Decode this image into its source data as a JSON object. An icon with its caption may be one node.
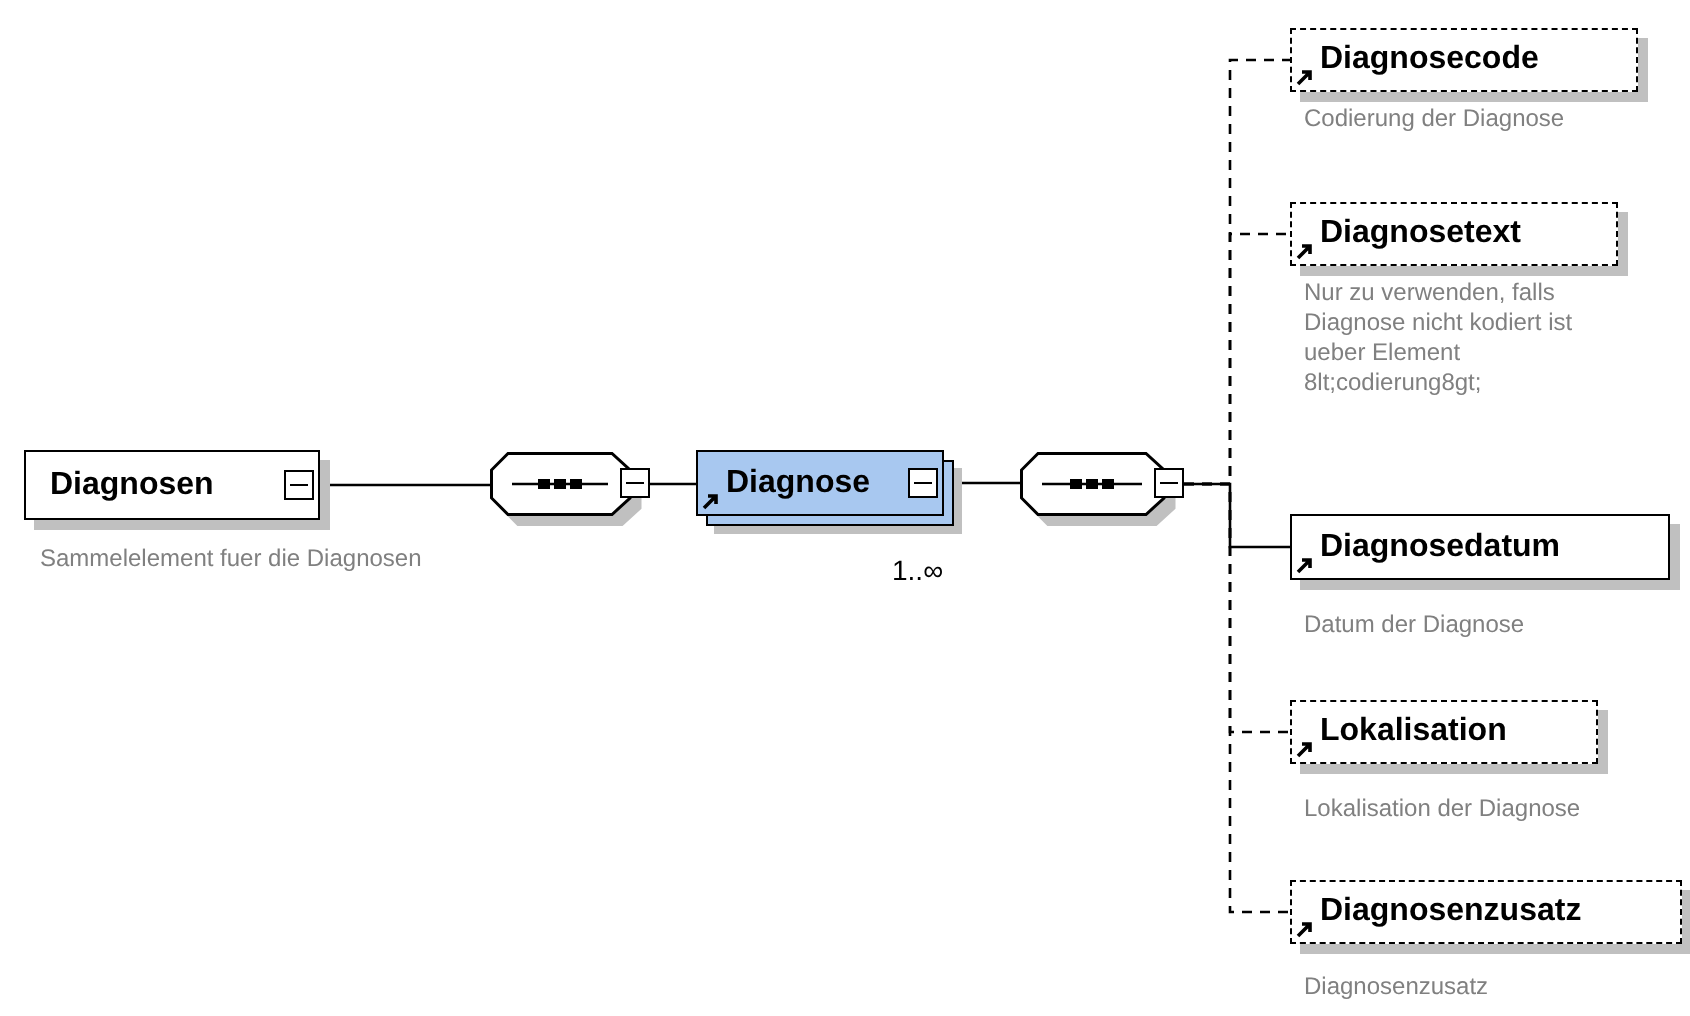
{
  "diagram": {
    "nodes": [
      {
        "text": [
          "Diagnosen"
        ],
        "beside": [
          "Sammelelement fuer die Diagnosen"
        ]
      },
      {
        "text": [],
        "shape": "octagon"
      },
      {
        "text": [
          "Diagnose"
        ],
        "beside": [
          "1..∞"
        ]
      },
      {
        "text": [],
        "shape": "octagon"
      },
      {
        "text": [
          "Diagnosecode"
        ],
        "beside": [
          "Codierung der Diagnose"
        ]
      },
      {
        "text": [
          "Diagnosetext"
        ],
        "beside": [
          "Nur zu verwenden, falls Diagnose nicht kodiert ist ueber Element 8lt;codierung8gt;"
        ]
      },
      {
        "text": [
          "Diagnosedatum"
        ],
        "beside": [
          "Datum der Diagnose"
        ]
      },
      {
        "text": [
          "Lokalisation"
        ],
        "beside": [
          "Lokalisation der Diagnose"
        ]
      },
      {
        "text": [
          "Diagnosenzusatz"
        ],
        "beside": [
          "Diagnosenzusatz"
        ]
      }
    ],
    "edges": [
      {
        "from": 0,
        "to": 1,
        "arrow": "none"
      },
      {
        "from": 1,
        "to": 2,
        "arrow": "none"
      },
      {
        "from": 2,
        "to": 3,
        "arrow": "none"
      },
      {
        "from": 3,
        "to": 4,
        "arrow": "none",
        "style": "dashed"
      },
      {
        "from": 3,
        "to": 5,
        "arrow": "none",
        "style": "dashed"
      },
      {
        "from": 3,
        "to": 6,
        "arrow": "none"
      },
      {
        "from": 3,
        "to": 7,
        "arrow": "none",
        "style": "dashed"
      },
      {
        "from": 3,
        "to": 8,
        "arrow": "none",
        "style": "dashed"
      }
    ]
  }
}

=-=-=

• **WRITTEN PROBLEM**
Give all the lines above again, character for character, without pictures.

• **IN RESPONSE**
Decode this image into its source data as a JSON object. An icon with its caption may be one node.
{
  "diagram": {
    "nodes": [
      {
        "text": [
          "Diagnosen"
        ],
        "beside": [
          "Sammelelement fuer die Diagnosen"
        ]
      },
      {
        "text": [],
        "shape": "octagon"
      },
      {
        "text": [
          "Diagnose"
        ],
        "beside": [
          "1..∞"
        ]
      },
      {
        "text": [],
        "shape": "octagon"
      },
      {
        "text": [
          "Diagnosecode"
        ],
        "beside": [
          "Codierung der Diagnose"
        ]
      },
      {
        "text": [
          "Diagnosetext"
        ],
        "beside": [
          "Nur zu verwenden, falls Diagnose nicht kodiert ist ueber Element 8lt;codierung8gt;"
        ]
      },
      {
        "text": [
          "Diagnosedatum"
        ],
        "beside": [
          "Datum der Diagnose"
        ]
      },
      {
        "text": [
          "Lokalisation"
        ],
        "beside": [
          "Lokalisation der Diagnose"
        ]
      },
      {
        "text": [
          "Diagnosenzusatz"
        ],
        "beside": [
          "Diagnosenzusatz"
        ]
      }
    ],
    "edges": [
      {
        "from": 0,
        "to": 1,
        "arrow": "none"
      },
      {
        "from": 1,
        "to": 2,
        "arrow": "none"
      },
      {
        "from": 2,
        "to": 3,
        "arrow": "none"
      },
      {
        "from": 3,
        "to": 4,
        "arrow": "none",
        "style": "dashed"
      },
      {
        "from": 3,
        "to": 5,
        "arrow": "none",
        "style": "dashed"
      },
      {
        "from": 3,
        "to": 6,
        "arrow": "none"
      },
      {
        "from": 3,
        "to": 7,
        "arrow": "none",
        "style": "dashed"
      },
      {
        "from": 3,
        "to": 8,
        "arrow": "none",
        "style": "dashed"
      }
    ]
  }
}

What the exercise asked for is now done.